▶ [Set task] Note each line where "frac" appears, and copy it.

# START OF Records

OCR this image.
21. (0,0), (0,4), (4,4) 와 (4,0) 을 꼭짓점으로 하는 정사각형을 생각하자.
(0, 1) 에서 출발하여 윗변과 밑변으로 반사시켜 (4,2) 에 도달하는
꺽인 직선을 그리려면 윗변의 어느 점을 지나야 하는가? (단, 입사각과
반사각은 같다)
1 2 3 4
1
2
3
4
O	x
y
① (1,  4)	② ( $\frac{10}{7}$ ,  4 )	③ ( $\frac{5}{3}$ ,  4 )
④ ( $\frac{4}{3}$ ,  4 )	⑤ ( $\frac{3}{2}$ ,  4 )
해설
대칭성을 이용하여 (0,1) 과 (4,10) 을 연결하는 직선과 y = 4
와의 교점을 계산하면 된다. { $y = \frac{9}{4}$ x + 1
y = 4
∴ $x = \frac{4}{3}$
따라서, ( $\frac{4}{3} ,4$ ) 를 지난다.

# END OF Records

▶ [Correct result]
① (1,  4)	② ( $\frac{10}{7}$ ,  4 )	③ ( $\frac{5}{3}$ ,  4 )
④ ( $\frac{4}{3}$ ,  4 )	⑤ ( $\frac{3}{2}$ ,  4 )
와의 교점을 계산하면 된다. { $y = \frac{9}{4}$ x + 1
∴ $x = \frac{4}{3}$
따라서, ( $\frac{4}{3} ,4$ ) 를 지난다.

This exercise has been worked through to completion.